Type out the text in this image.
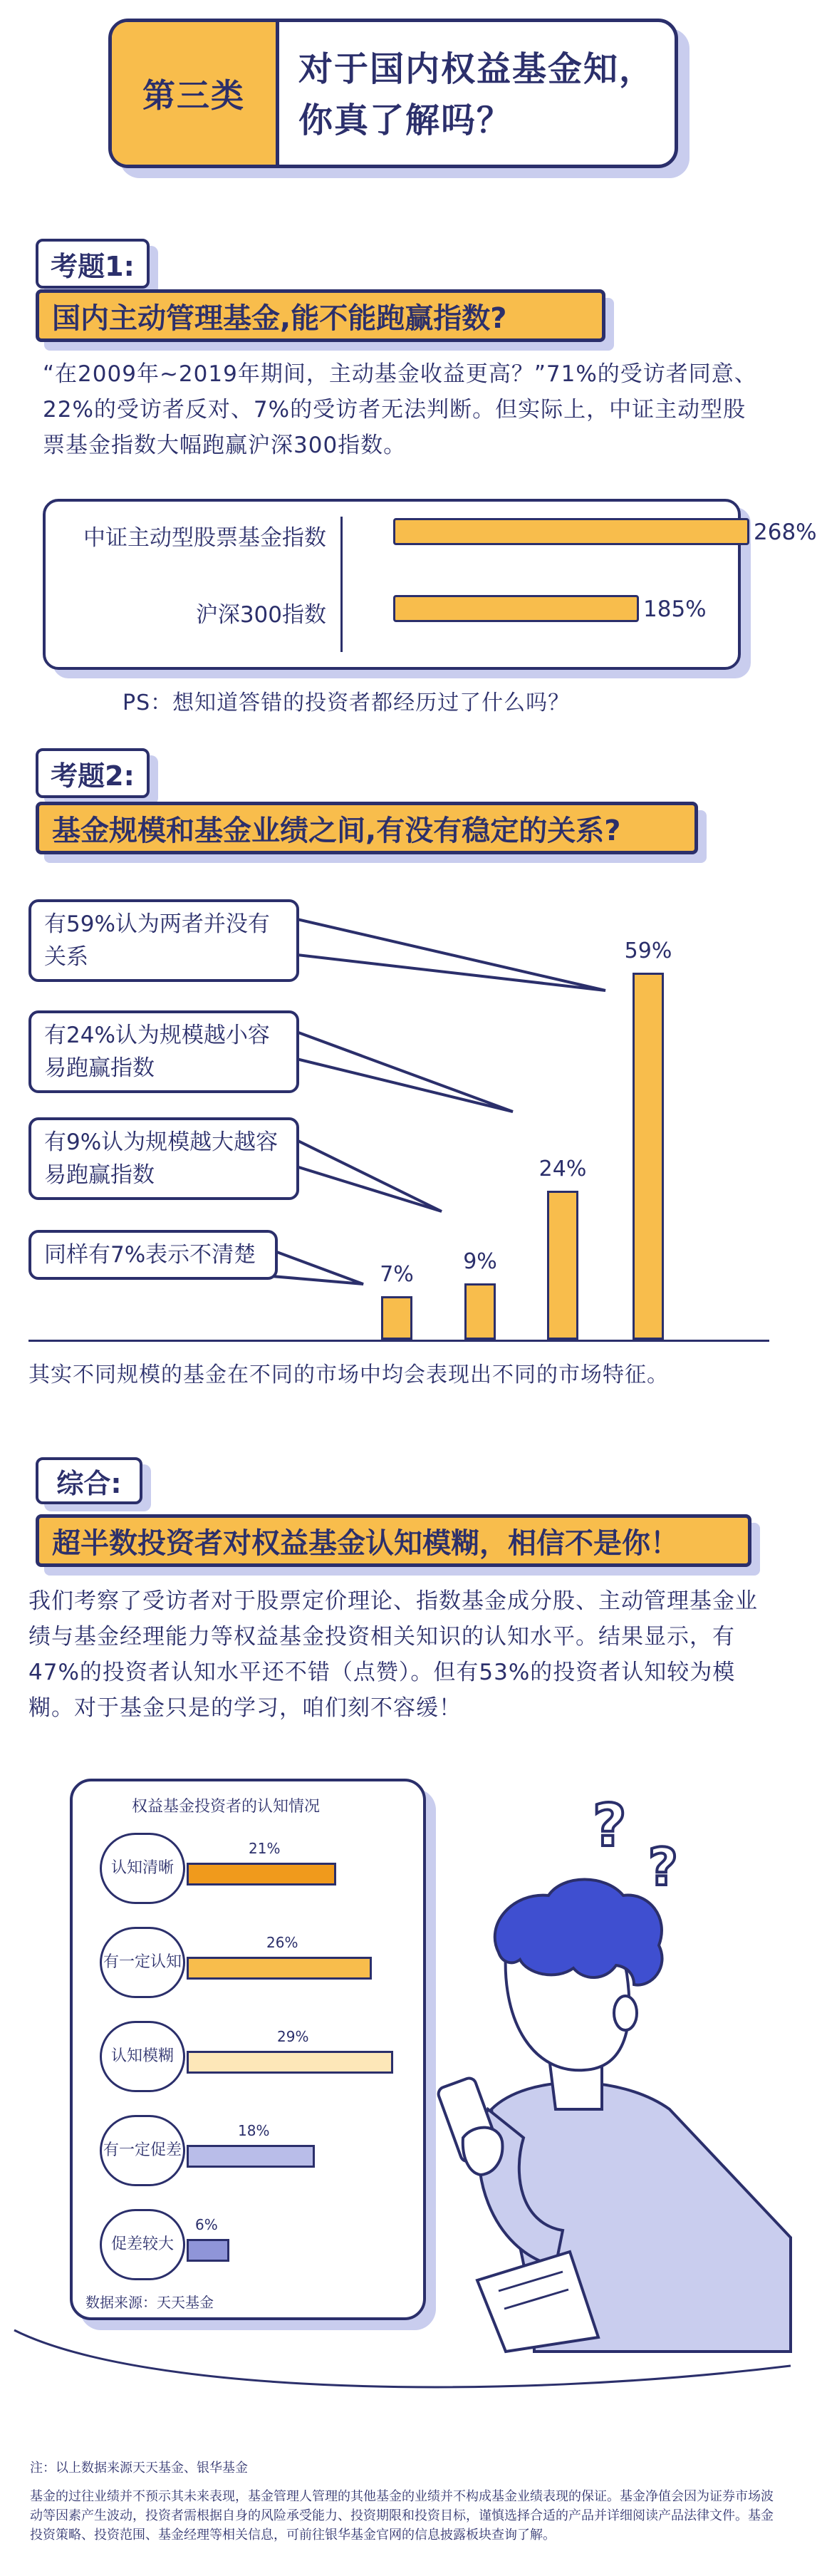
第三类
对于国内权益基金知，
你真了解吗？
考题1:
国内主动管理基金,能不能跑赢指数?
“在2009年~2019年期间，主动基金收益更高？”71%的受访者同意、22%的受访者反对、7%的受访者无法判断。但实际上，中证主动型股票基金指数大幅跑赢沪深300指数。
PS：想知道答错的投资者都经历过了什么吗？
考题2:
基金规模和基金业绩之间,有没有稳定的关系?
有59%认为两者并没有关系
有24%认为规模越小容易跑赢指数
有9%认为规模越大越容易跑赢指数
同样有7%表示不清楚
其实不同规模的基金在不同的市场中均会表现出不同的市场特征。
综合:
超半数投资者对权益基金认知模糊，相信不是你！
我们考察了受访者对于股票定价理论、指数基金成分股、主动管理基金业绩与基金经理能力等权益基金投资相关知识的认知水平。结果显示，有47%的投资者认知水平还不错（点赞）。但有53%的投资者认知较为模糊。对于基金只是的学习，咱们刻不容缓！
?
?
注：以上数据来源天天基金、银华基金
基金的过往业绩并不预示其未来表现，基金管理人管理的其他基金的业绩并不构成基金业绩表现的保证。基金净值会因为证券市场波动等因素产生波动，投资者需根据自身的风险承受能力、投资期限和投资目标，谨慎选择合适的产品并详细阅读产品法律文件。基金投资策略、投资范围、基金经理等相关信息，可前往银华基金官网的信息披露板块查询了解。
中证主动型股票基金指数	268%
沪深300指数	185%
7%
9%
24%
59%
权益基金投资者的认知情况
认知 清晰
21%
有一定 认知
26%
认知 模糊
29%
有一定 促差
18%
促差 较大
6%
数据来源：天天基金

**WRITTEN TASK**
Restate the listing above word for word, and skip the pictures.

**EXERCISE SOLUTION**
Type out the text in this image.
第三类
对于国内权益基金知，
你真了解吗？
考题1:
国内主动管理基金,能不能跑赢指数?
“在2009年~2019年期间，主动基金收益更高？”71%的受访者同意、22%的受访者反对、7%的受访者无法判断。但实际上，中证主动型股票基金指数大幅跑赢沪深300指数。
PS：想知道答错的投资者都经历过了什么吗？
考题2:
基金规模和基金业绩之间,有没有稳定的关系?
有59%认为两者并没有关系
有24%认为规模越小容易跑赢指数
有9%认为规模越大越容易跑赢指数
同样有7%表示不清楚
其实不同规模的基金在不同的市场中均会表现出不同的市场特征。
综合:
超半数投资者对权益基金认知模糊，相信不是你！
我们考察了受访者对于股票定价理论、指数基金成分股、主动管理基金业绩与基金经理能力等权益基金投资相关知识的认知水平。结果显示，有47%的投资者认知水平还不错（点赞）。但有53%的投资者认知较为模糊。对于基金只是的学习，咱们刻不容缓！
?
?
注：以上数据来源天天基金、银华基金
基金的过往业绩并不预示其未来表现，基金管理人管理的其他基金的业绩并不构成基金业绩表现的保证。基金净值会因为证券市场波动等因素产生波动，投资者需根据自身的风险承受能力、投资期限和投资目标，谨慎选择合适的产品并详细阅读产品法律文件。基金投资策略、投资范围、基金经理等相关信息，可前往银华基金官网的信息披露板块查询了解。
中证主动型股票基金指数	268%
沪深300指数	185%
7%
9%
24%
59%
权益基金投资者的认知情况
认知 清晰
21%
有一定 认知
26%
认知 模糊
29%
有一定 促差
18%
促差 较大
6%
数据来源：天天基金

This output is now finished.